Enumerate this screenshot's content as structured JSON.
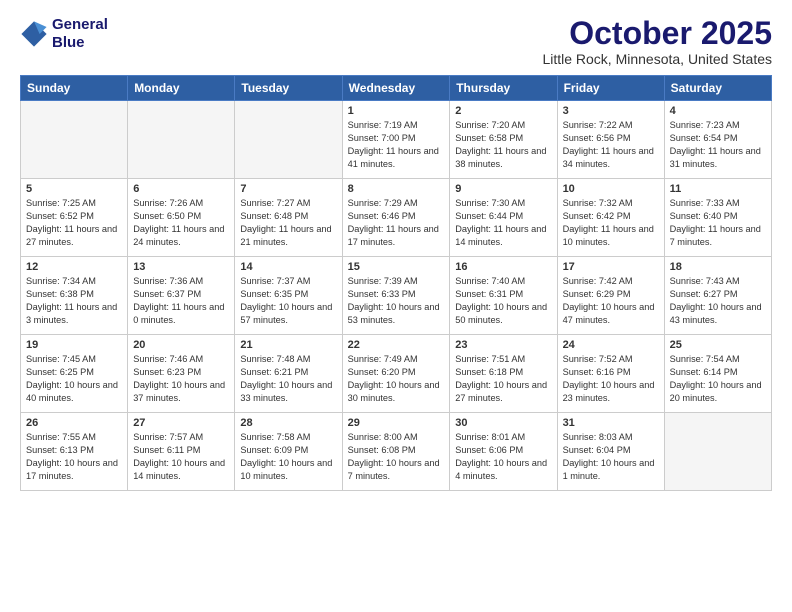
{
  "header": {
    "logo_line1": "General",
    "logo_line2": "Blue",
    "month": "October 2025",
    "location": "Little Rock, Minnesota, United States"
  },
  "weekdays": [
    "Sunday",
    "Monday",
    "Tuesday",
    "Wednesday",
    "Thursday",
    "Friday",
    "Saturday"
  ],
  "weeks": [
    [
      {
        "day": "",
        "info": ""
      },
      {
        "day": "",
        "info": ""
      },
      {
        "day": "",
        "info": ""
      },
      {
        "day": "1",
        "info": "Sunrise: 7:19 AM\nSunset: 7:00 PM\nDaylight: 11 hours and 41 minutes."
      },
      {
        "day": "2",
        "info": "Sunrise: 7:20 AM\nSunset: 6:58 PM\nDaylight: 11 hours and 38 minutes."
      },
      {
        "day": "3",
        "info": "Sunrise: 7:22 AM\nSunset: 6:56 PM\nDaylight: 11 hours and 34 minutes."
      },
      {
        "day": "4",
        "info": "Sunrise: 7:23 AM\nSunset: 6:54 PM\nDaylight: 11 hours and 31 minutes."
      }
    ],
    [
      {
        "day": "5",
        "info": "Sunrise: 7:25 AM\nSunset: 6:52 PM\nDaylight: 11 hours and 27 minutes."
      },
      {
        "day": "6",
        "info": "Sunrise: 7:26 AM\nSunset: 6:50 PM\nDaylight: 11 hours and 24 minutes."
      },
      {
        "day": "7",
        "info": "Sunrise: 7:27 AM\nSunset: 6:48 PM\nDaylight: 11 hours and 21 minutes."
      },
      {
        "day": "8",
        "info": "Sunrise: 7:29 AM\nSunset: 6:46 PM\nDaylight: 11 hours and 17 minutes."
      },
      {
        "day": "9",
        "info": "Sunrise: 7:30 AM\nSunset: 6:44 PM\nDaylight: 11 hours and 14 minutes."
      },
      {
        "day": "10",
        "info": "Sunrise: 7:32 AM\nSunset: 6:42 PM\nDaylight: 11 hours and 10 minutes."
      },
      {
        "day": "11",
        "info": "Sunrise: 7:33 AM\nSunset: 6:40 PM\nDaylight: 11 hours and 7 minutes."
      }
    ],
    [
      {
        "day": "12",
        "info": "Sunrise: 7:34 AM\nSunset: 6:38 PM\nDaylight: 11 hours and 3 minutes."
      },
      {
        "day": "13",
        "info": "Sunrise: 7:36 AM\nSunset: 6:37 PM\nDaylight: 11 hours and 0 minutes."
      },
      {
        "day": "14",
        "info": "Sunrise: 7:37 AM\nSunset: 6:35 PM\nDaylight: 10 hours and 57 minutes."
      },
      {
        "day": "15",
        "info": "Sunrise: 7:39 AM\nSunset: 6:33 PM\nDaylight: 10 hours and 53 minutes."
      },
      {
        "day": "16",
        "info": "Sunrise: 7:40 AM\nSunset: 6:31 PM\nDaylight: 10 hours and 50 minutes."
      },
      {
        "day": "17",
        "info": "Sunrise: 7:42 AM\nSunset: 6:29 PM\nDaylight: 10 hours and 47 minutes."
      },
      {
        "day": "18",
        "info": "Sunrise: 7:43 AM\nSunset: 6:27 PM\nDaylight: 10 hours and 43 minutes."
      }
    ],
    [
      {
        "day": "19",
        "info": "Sunrise: 7:45 AM\nSunset: 6:25 PM\nDaylight: 10 hours and 40 minutes."
      },
      {
        "day": "20",
        "info": "Sunrise: 7:46 AM\nSunset: 6:23 PM\nDaylight: 10 hours and 37 minutes."
      },
      {
        "day": "21",
        "info": "Sunrise: 7:48 AM\nSunset: 6:21 PM\nDaylight: 10 hours and 33 minutes."
      },
      {
        "day": "22",
        "info": "Sunrise: 7:49 AM\nSunset: 6:20 PM\nDaylight: 10 hours and 30 minutes."
      },
      {
        "day": "23",
        "info": "Sunrise: 7:51 AM\nSunset: 6:18 PM\nDaylight: 10 hours and 27 minutes."
      },
      {
        "day": "24",
        "info": "Sunrise: 7:52 AM\nSunset: 6:16 PM\nDaylight: 10 hours and 23 minutes."
      },
      {
        "day": "25",
        "info": "Sunrise: 7:54 AM\nSunset: 6:14 PM\nDaylight: 10 hours and 20 minutes."
      }
    ],
    [
      {
        "day": "26",
        "info": "Sunrise: 7:55 AM\nSunset: 6:13 PM\nDaylight: 10 hours and 17 minutes."
      },
      {
        "day": "27",
        "info": "Sunrise: 7:57 AM\nSunset: 6:11 PM\nDaylight: 10 hours and 14 minutes."
      },
      {
        "day": "28",
        "info": "Sunrise: 7:58 AM\nSunset: 6:09 PM\nDaylight: 10 hours and 10 minutes."
      },
      {
        "day": "29",
        "info": "Sunrise: 8:00 AM\nSunset: 6:08 PM\nDaylight: 10 hours and 7 minutes."
      },
      {
        "day": "30",
        "info": "Sunrise: 8:01 AM\nSunset: 6:06 PM\nDaylight: 10 hours and 4 minutes."
      },
      {
        "day": "31",
        "info": "Sunrise: 8:03 AM\nSunset: 6:04 PM\nDaylight: 10 hours and 1 minute."
      },
      {
        "day": "",
        "info": ""
      }
    ]
  ]
}
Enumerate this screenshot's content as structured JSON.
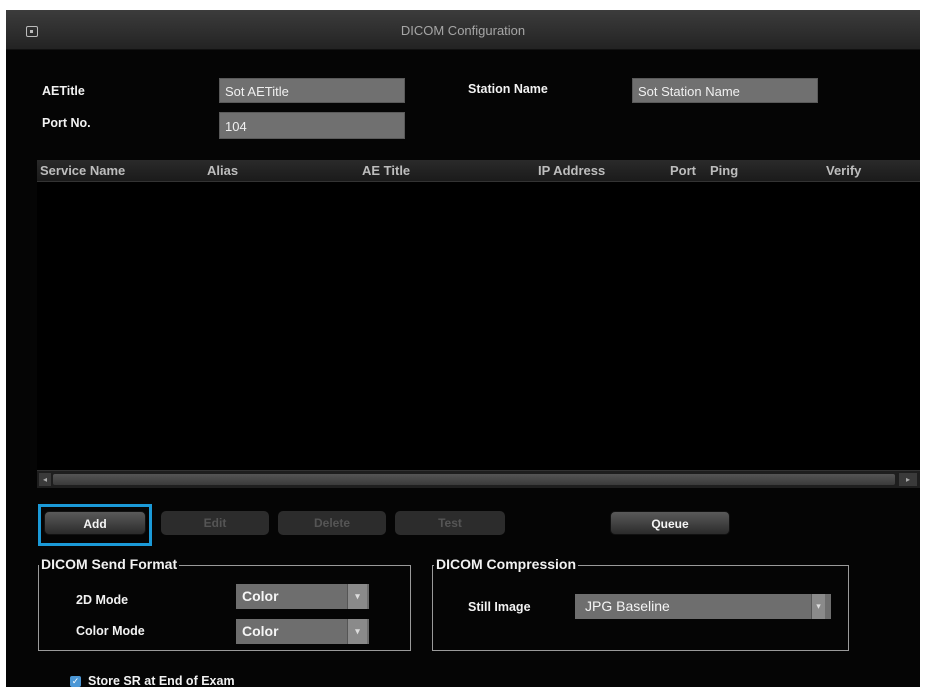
{
  "window": {
    "title": "DICOM Configuration",
    "icon": "system-menu-icon"
  },
  "settings": {
    "aetitle_label": "AETitle",
    "aetitle_value": "Sot AETitle",
    "station_label": "Station Name",
    "station_value": "Sot Station Name",
    "port_label": "Port No.",
    "port_value": "104"
  },
  "table": {
    "columns": [
      "Service Name",
      "Alias",
      "AE Title",
      "IP Address",
      "Port",
      "Ping",
      "Verify"
    ],
    "rows": []
  },
  "buttons": {
    "add": "Add",
    "edit": "Edit",
    "delete": "Delete",
    "test": "Test",
    "queue": "Queue"
  },
  "send_format": {
    "title": "DICOM Send Format",
    "mode2d_label": "2D Mode",
    "mode2d_value": "Color",
    "colormode_label": "Color Mode",
    "colormode_value": "Color"
  },
  "compression": {
    "title": "DICOM Compression",
    "still_label": "Still Image",
    "still_value": "JPG Baseline"
  },
  "store_sr": {
    "label": "Store SR at End of Exam",
    "checked": true
  },
  "colors": {
    "focus": "#1b9ad8",
    "field": "#707070",
    "background": "#050505"
  }
}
== == ==
Quote the records in their entirety, keeping the wording exact and excluding pictures.

Enumerate this screenshot's content as structured JSON.
{
  "header": {
    "logo_line1": "General",
    "logo_line2": "Blue",
    "month": "October 2025",
    "location": "Little Rock, Minnesota, United States"
  },
  "weekdays": [
    "Sunday",
    "Monday",
    "Tuesday",
    "Wednesday",
    "Thursday",
    "Friday",
    "Saturday"
  ],
  "weeks": [
    [
      {
        "day": "",
        "info": ""
      },
      {
        "day": "",
        "info": ""
      },
      {
        "day": "",
        "info": ""
      },
      {
        "day": "1",
        "info": "Sunrise: 7:19 AM\nSunset: 7:00 PM\nDaylight: 11 hours and 41 minutes."
      },
      {
        "day": "2",
        "info": "Sunrise: 7:20 AM\nSunset: 6:58 PM\nDaylight: 11 hours and 38 minutes."
      },
      {
        "day": "3",
        "info": "Sunrise: 7:22 AM\nSunset: 6:56 PM\nDaylight: 11 hours and 34 minutes."
      },
      {
        "day": "4",
        "info": "Sunrise: 7:23 AM\nSunset: 6:54 PM\nDaylight: 11 hours and 31 minutes."
      }
    ],
    [
      {
        "day": "5",
        "info": "Sunrise: 7:25 AM\nSunset: 6:52 PM\nDaylight: 11 hours and 27 minutes."
      },
      {
        "day": "6",
        "info": "Sunrise: 7:26 AM\nSunset: 6:50 PM\nDaylight: 11 hours and 24 minutes."
      },
      {
        "day": "7",
        "info": "Sunrise: 7:27 AM\nSunset: 6:48 PM\nDaylight: 11 hours and 21 minutes."
      },
      {
        "day": "8",
        "info": "Sunrise: 7:29 AM\nSunset: 6:46 PM\nDaylight: 11 hours and 17 minutes."
      },
      {
        "day": "9",
        "info": "Sunrise: 7:30 AM\nSunset: 6:44 PM\nDaylight: 11 hours and 14 minutes."
      },
      {
        "day": "10",
        "info": "Sunrise: 7:32 AM\nSunset: 6:42 PM\nDaylight: 11 hours and 10 minutes."
      },
      {
        "day": "11",
        "info": "Sunrise: 7:33 AM\nSunset: 6:40 PM\nDaylight: 11 hours and 7 minutes."
      }
    ],
    [
      {
        "day": "12",
        "info": "Sunrise: 7:34 AM\nSunset: 6:38 PM\nDaylight: 11 hours and 3 minutes."
      },
      {
        "day": "13",
        "info": "Sunrise: 7:36 AM\nSunset: 6:37 PM\nDaylight: 11 hours and 0 minutes."
      },
      {
        "day": "14",
        "info": "Sunrise: 7:37 AM\nSunset: 6:35 PM\nDaylight: 10 hours and 57 minutes."
      },
      {
        "day": "15",
        "info": "Sunrise: 7:39 AM\nSunset: 6:33 PM\nDaylight: 10 hours and 53 minutes."
      },
      {
        "day": "16",
        "info": "Sunrise: 7:40 AM\nSunset: 6:31 PM\nDaylight: 10 hours and 50 minutes."
      },
      {
        "day": "17",
        "info": "Sunrise: 7:42 AM\nSunset: 6:29 PM\nDaylight: 10 hours and 47 minutes."
      },
      {
        "day": "18",
        "info": "Sunrise: 7:43 AM\nSunset: 6:27 PM\nDaylight: 10 hours and 43 minutes."
      }
    ],
    [
      {
        "day": "19",
        "info": "Sunrise: 7:45 AM\nSunset: 6:25 PM\nDaylight: 10 hours and 40 minutes."
      },
      {
        "day": "20",
        "info": "Sunrise: 7:46 AM\nSunset: 6:23 PM\nDaylight: 10 hours and 37 minutes."
      },
      {
        "day": "21",
        "info": "Sunrise: 7:48 AM\nSunset: 6:21 PM\nDaylight: 10 hours and 33 minutes."
      },
      {
        "day": "22",
        "info": "Sunrise: 7:49 AM\nSunset: 6:20 PM\nDaylight: 10 hours and 30 minutes."
      },
      {
        "day": "23",
        "info": "Sunrise: 7:51 AM\nSunset: 6:18 PM\nDaylight: 10 hours and 27 minutes."
      },
      {
        "day": "24",
        "info": "Sunrise: 7:52 AM\nSunset: 6:16 PM\nDaylight: 10 hours and 23 minutes."
      },
      {
        "day": "25",
        "info": "Sunrise: 7:54 AM\nSunset: 6:14 PM\nDaylight: 10 hours and 20 minutes."
      }
    ],
    [
      {
        "day": "26",
        "info": "Sunrise: 7:55 AM\nSunset: 6:13 PM\nDaylight: 10 hours and 17 minutes."
      },
      {
        "day": "27",
        "info": "Sunrise: 7:57 AM\nSunset: 6:11 PM\nDaylight: 10 hours and 14 minutes."
      },
      {
        "day": "28",
        "info": "Sunrise: 7:58 AM\nSunset: 6:09 PM\nDaylight: 10 hours and 10 minutes."
      },
      {
        "day": "29",
        "info": "Sunrise: 8:00 AM\nSunset: 6:08 PM\nDaylight: 10 hours and 7 minutes."
      },
      {
        "day": "30",
        "info": "Sunrise: 8:01 AM\nSunset: 6:06 PM\nDaylight: 10 hours and 4 minutes."
      },
      {
        "day": "31",
        "info": "Sunrise: 8:03 AM\nSunset: 6:04 PM\nDaylight: 10 hours and 1 minute."
      },
      {
        "day": "",
        "info": ""
      }
    ]
  ]
}
Enumerate this screenshot's content as structured JSON.
{
  "window": {
    "title": "DICOM Configuration",
    "icon": "system-menu-icon"
  },
  "settings": {
    "aetitle_label": "AETitle",
    "aetitle_value": "Sot AETitle",
    "station_label": "Station Name",
    "station_value": "Sot Station Name",
    "port_label": "Port No.",
    "port_value": "104"
  },
  "table": {
    "columns": [
      "Service Name",
      "Alias",
      "AE Title",
      "IP Address",
      "Port",
      "Ping",
      "Verify"
    ],
    "rows": []
  },
  "buttons": {
    "add": "Add",
    "edit": "Edit",
    "delete": "Delete",
    "test": "Test",
    "queue": "Queue"
  },
  "send_format": {
    "title": "DICOM Send Format",
    "mode2d_label": "2D Mode",
    "mode2d_value": "Color",
    "colormode_label": "Color Mode",
    "colormode_value": "Color"
  },
  "compression": {
    "title": "DICOM Compression",
    "still_label": "Still Image",
    "still_value": "JPG Baseline"
  },
  "store_sr": {
    "label": "Store SR at End of Exam",
    "checked": true
  },
  "colors": {
    "focus": "#1b9ad8",
    "field": "#707070",
    "background": "#050505"
  }
}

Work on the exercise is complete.